:: Recorded data

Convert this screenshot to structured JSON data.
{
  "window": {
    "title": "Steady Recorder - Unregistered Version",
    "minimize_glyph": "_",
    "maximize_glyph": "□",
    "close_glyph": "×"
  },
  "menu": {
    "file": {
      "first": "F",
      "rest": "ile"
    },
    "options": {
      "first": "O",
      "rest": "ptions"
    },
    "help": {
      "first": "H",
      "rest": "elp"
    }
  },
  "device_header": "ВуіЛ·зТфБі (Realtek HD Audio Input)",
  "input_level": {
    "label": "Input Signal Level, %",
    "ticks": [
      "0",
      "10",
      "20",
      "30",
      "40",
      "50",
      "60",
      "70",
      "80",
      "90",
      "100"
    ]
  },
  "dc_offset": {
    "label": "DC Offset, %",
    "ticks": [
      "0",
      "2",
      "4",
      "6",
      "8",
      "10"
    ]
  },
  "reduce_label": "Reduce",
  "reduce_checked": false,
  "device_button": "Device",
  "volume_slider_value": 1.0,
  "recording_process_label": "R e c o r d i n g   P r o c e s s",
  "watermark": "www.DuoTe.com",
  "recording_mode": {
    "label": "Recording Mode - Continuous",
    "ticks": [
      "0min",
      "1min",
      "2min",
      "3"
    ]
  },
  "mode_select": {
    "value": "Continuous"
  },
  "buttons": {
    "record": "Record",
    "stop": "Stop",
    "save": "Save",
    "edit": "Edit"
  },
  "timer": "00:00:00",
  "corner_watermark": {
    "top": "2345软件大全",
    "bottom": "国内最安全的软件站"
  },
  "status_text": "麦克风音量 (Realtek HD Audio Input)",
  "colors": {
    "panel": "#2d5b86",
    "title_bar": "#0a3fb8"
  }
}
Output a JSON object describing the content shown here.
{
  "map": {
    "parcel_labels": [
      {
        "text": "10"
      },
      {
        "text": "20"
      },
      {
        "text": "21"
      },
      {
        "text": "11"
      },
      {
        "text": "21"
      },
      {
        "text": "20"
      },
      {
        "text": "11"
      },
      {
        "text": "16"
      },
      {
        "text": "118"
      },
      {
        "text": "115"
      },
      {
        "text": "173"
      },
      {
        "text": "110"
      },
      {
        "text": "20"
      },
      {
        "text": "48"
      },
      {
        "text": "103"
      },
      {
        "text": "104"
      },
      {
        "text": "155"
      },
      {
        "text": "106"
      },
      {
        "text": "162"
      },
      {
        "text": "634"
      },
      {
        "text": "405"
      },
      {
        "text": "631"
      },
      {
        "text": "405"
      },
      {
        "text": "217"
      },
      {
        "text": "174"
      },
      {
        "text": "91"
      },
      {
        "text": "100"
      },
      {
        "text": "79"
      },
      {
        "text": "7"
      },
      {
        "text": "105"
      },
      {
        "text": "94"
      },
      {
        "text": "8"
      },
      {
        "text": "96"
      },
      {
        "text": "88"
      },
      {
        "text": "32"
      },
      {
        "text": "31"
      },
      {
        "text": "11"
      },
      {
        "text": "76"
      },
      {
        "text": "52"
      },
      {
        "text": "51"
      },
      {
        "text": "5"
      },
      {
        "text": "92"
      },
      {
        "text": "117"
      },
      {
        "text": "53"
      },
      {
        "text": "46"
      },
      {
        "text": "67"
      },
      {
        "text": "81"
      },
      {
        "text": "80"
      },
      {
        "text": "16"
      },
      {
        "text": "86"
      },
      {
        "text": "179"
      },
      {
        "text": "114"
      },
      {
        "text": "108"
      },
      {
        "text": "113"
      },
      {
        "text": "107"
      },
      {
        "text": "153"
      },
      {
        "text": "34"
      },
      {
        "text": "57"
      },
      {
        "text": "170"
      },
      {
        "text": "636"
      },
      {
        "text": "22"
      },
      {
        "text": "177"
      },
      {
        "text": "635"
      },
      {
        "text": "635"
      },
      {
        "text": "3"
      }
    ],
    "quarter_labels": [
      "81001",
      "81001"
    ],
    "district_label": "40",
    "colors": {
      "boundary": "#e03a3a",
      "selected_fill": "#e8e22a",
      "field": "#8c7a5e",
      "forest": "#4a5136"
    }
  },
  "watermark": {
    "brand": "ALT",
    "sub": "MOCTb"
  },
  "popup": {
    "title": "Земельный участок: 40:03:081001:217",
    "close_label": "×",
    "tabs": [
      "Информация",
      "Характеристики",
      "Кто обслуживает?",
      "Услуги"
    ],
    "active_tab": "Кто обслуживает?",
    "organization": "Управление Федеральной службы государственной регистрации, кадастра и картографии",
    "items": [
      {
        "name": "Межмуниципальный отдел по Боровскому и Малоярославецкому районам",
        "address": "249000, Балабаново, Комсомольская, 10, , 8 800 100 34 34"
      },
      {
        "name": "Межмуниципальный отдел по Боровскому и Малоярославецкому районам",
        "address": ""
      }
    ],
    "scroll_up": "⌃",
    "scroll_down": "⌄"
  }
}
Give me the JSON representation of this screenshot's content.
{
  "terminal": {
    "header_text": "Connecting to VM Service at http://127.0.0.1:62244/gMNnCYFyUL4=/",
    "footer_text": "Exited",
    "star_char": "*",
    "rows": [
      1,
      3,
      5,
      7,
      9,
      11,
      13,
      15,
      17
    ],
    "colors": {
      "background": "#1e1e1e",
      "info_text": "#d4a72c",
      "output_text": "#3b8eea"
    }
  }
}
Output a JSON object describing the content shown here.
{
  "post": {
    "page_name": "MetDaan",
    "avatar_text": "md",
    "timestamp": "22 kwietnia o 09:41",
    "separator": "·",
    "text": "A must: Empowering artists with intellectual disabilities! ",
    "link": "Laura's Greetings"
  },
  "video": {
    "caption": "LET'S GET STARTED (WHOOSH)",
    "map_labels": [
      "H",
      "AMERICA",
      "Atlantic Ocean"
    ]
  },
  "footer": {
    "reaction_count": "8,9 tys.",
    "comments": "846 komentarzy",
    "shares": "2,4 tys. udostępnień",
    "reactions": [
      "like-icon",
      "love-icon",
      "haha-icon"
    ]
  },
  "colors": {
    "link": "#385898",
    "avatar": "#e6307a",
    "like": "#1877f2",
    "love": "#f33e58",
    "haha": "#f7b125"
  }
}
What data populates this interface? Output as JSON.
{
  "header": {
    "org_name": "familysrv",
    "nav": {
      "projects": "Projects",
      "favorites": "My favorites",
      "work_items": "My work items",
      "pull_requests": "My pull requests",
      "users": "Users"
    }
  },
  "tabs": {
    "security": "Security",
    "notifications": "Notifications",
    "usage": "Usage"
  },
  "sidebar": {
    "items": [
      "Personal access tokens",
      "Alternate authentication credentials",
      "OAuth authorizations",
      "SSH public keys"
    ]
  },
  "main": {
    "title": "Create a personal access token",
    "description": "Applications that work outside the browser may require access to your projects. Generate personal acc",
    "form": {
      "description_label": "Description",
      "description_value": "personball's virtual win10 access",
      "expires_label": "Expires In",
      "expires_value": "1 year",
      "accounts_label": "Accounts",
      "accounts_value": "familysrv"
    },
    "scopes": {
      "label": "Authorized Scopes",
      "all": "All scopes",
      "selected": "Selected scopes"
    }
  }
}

::::

» **Stated problem**
Reproduce each record exactly, leaving nothing out.

» **Expected answer**
Convert this screenshot to structured JSON data.
{
  "window": {
    "title": "Steady Recorder - Unregistered Version",
    "minimize_glyph": "_",
    "maximize_glyph": "□",
    "close_glyph": "×"
  },
  "menu": {
    "file": {
      "first": "F",
      "rest": "ile"
    },
    "options": {
      "first": "O",
      "rest": "ptions"
    },
    "help": {
      "first": "H",
      "rest": "elp"
    }
  },
  "device_header": "ВуіЛ·зТфБі (Realtek HD Audio Input)",
  "input_level": {
    "label": "Input Signal Level, %",
    "ticks": [
      "0",
      "10",
      "20",
      "30",
      "40",
      "50",
      "60",
      "70",
      "80",
      "90",
      "100"
    ]
  },
  "dc_offset": {
    "label": "DC Offset, %",
    "ticks": [
      "0",
      "2",
      "4",
      "6",
      "8",
      "10"
    ]
  },
  "reduce_label": "Reduce",
  "reduce_checked": false,
  "device_button": "Device",
  "volume_slider_value": 1.0,
  "recording_process_label": "R e c o r d i n g   P r o c e s s",
  "watermark": "www.DuoTe.com",
  "recording_mode": {
    "label": "Recording Mode - Continuous",
    "ticks": [
      "0min",
      "1min",
      "2min",
      "3"
    ]
  },
  "mode_select": {
    "value": "Continuous"
  },
  "buttons": {
    "record": "Record",
    "stop": "Stop",
    "save": "Save",
    "edit": "Edit"
  },
  "timer": "00:00:00",
  "corner_watermark": {
    "top": "2345软件大全",
    "bottom": "国内最安全的软件站"
  },
  "status_text": "麦克风音量 (Realtek HD Audio Input)",
  "colors": {
    "panel": "#2d5b86",
    "title_bar": "#0a3fb8"
  }
}
Output a JSON object describing the content shown here.
{
  "map": {
    "parcel_labels": [
      {
        "text": "10"
      },
      {
        "text": "20"
      },
      {
        "text": "21"
      },
      {
        "text": "11"
      },
      {
        "text": "21"
      },
      {
        "text": "20"
      },
      {
        "text": "11"
      },
      {
        "text": "16"
      },
      {
        "text": "118"
      },
      {
        "text": "115"
      },
      {
        "text": "173"
      },
      {
        "text": "110"
      },
      {
        "text": "20"
      },
      {
        "text": "48"
      },
      {
        "text": "103"
      },
      {
        "text": "104"
      },
      {
        "text": "155"
      },
      {
        "text": "106"
      },
      {
        "text": "162"
      },
      {
        "text": "634"
      },
      {
        "text": "405"
      },
      {
        "text": "631"
      },
      {
        "text": "405"
      },
      {
        "text": "217"
      },
      {
        "text": "174"
      },
      {
        "text": "91"
      },
      {
        "text": "100"
      },
      {
        "text": "79"
      },
      {
        "text": "7"
      },
      {
        "text": "105"
      },
      {
        "text": "94"
      },
      {
        "text": "8"
      },
      {
        "text": "96"
      },
      {
        "text": "88"
      },
      {
        "text": "32"
      },
      {
        "text": "31"
      },
      {
        "text": "11"
      },
      {
        "text": "76"
      },
      {
        "text": "52"
      },
      {
        "text": "51"
      },
      {
        "text": "5"
      },
      {
        "text": "92"
      },
      {
        "text": "117"
      },
      {
        "text": "53"
      },
      {
        "text": "46"
      },
      {
        "text": "67"
      },
      {
        "text": "81"
      },
      {
        "text": "80"
      },
      {
        "text": "16"
      },
      {
        "text": "86"
      },
      {
        "text": "179"
      },
      {
        "text": "114"
      },
      {
        "text": "108"
      },
      {
        "text": "113"
      },
      {
        "text": "107"
      },
      {
        "text": "153"
      },
      {
        "text": "34"
      },
      {
        "text": "57"
      },
      {
        "text": "170"
      },
      {
        "text": "636"
      },
      {
        "text": "22"
      },
      {
        "text": "177"
      },
      {
        "text": "635"
      },
      {
        "text": "635"
      },
      {
        "text": "3"
      }
    ],
    "quarter_labels": [
      "81001",
      "81001"
    ],
    "district_label": "40",
    "colors": {
      "boundary": "#e03a3a",
      "selected_fill": "#e8e22a",
      "field": "#8c7a5e",
      "forest": "#4a5136"
    }
  },
  "watermark": {
    "brand": "ALT",
    "sub": "MOCTb"
  },
  "popup": {
    "title": "Земельный участок: 40:03:081001:217",
    "close_label": "×",
    "tabs": [
      "Информация",
      "Характеристики",
      "Кто обслуживает?",
      "Услуги"
    ],
    "active_tab": "Кто обслуживает?",
    "organization": "Управление Федеральной службы государственной регистрации, кадастра и картографии",
    "items": [
      {
        "name": "Межмуниципальный отдел по Боровскому и Малоярославецкому районам",
        "address": "249000, Балабаново, Комсомольская, 10, , 8 800 100 34 34"
      },
      {
        "name": "Межмуниципальный отдел по Боровскому и Малоярославецкому районам",
        "address": ""
      }
    ],
    "scroll_up": "⌃",
    "scroll_down": "⌄"
  }
}
Give me the JSON representation of this screenshot's content.
{
  "terminal": {
    "header_text": "Connecting to VM Service at http://127.0.0.1:62244/gMNnCYFyUL4=/",
    "footer_text": "Exited",
    "star_char": "*",
    "rows": [
      1,
      3,
      5,
      7,
      9,
      11,
      13,
      15,
      17
    ],
    "colors": {
      "background": "#1e1e1e",
      "info_text": "#d4a72c",
      "output_text": "#3b8eea"
    }
  }
}
Output a JSON object describing the content shown here.
{
  "post": {
    "page_name": "MetDaan",
    "avatar_text": "md",
    "timestamp": "22 kwietnia o 09:41",
    "separator": "·",
    "text": "A must: Empowering artists with intellectual disabilities! ",
    "link": "Laura's Greetings"
  },
  "video": {
    "caption": "LET'S GET STARTED (WHOOSH)",
    "map_labels": [
      "H",
      "AMERICA",
      "Atlantic Ocean"
    ]
  },
  "footer": {
    "reaction_count": "8,9 tys.",
    "comments": "846 komentarzy",
    "shares": "2,4 tys. udostępnień",
    "reactions": [
      "like-icon",
      "love-icon",
      "haha-icon"
    ]
  },
  "colors": {
    "link": "#385898",
    "avatar": "#e6307a",
    "like": "#1877f2",
    "love": "#f33e58",
    "haha": "#f7b125"
  }
}
What data populates this interface? Output as JSON.
{
  "header": {
    "org_name": "familysrv",
    "nav": {
      "projects": "Projects",
      "favorites": "My favorites",
      "work_items": "My work items",
      "pull_requests": "My pull requests",
      "users": "Users"
    }
  },
  "tabs": {
    "security": "Security",
    "notifications": "Notifications",
    "usage": "Usage"
  },
  "sidebar": {
    "items": [
      "Personal access tokens",
      "Alternate authentication credentials",
      "OAuth authorizations",
      "SSH public keys"
    ]
  },
  "main": {
    "title": "Create a personal access token",
    "description": "Applications that work outside the browser may require access to your projects. Generate personal acc",
    "form": {
      "description_label": "Description",
      "description_value": "personball's virtual win10 access",
      "expires_label": "Expires In",
      "expires_value": "1 year",
      "accounts_label": "Accounts",
      "accounts_value": "familysrv"
    },
    "scopes": {
      "label": "Authorized Scopes",
      "all": "All scopes",
      "selected": "Selected scopes"
    }
  }
}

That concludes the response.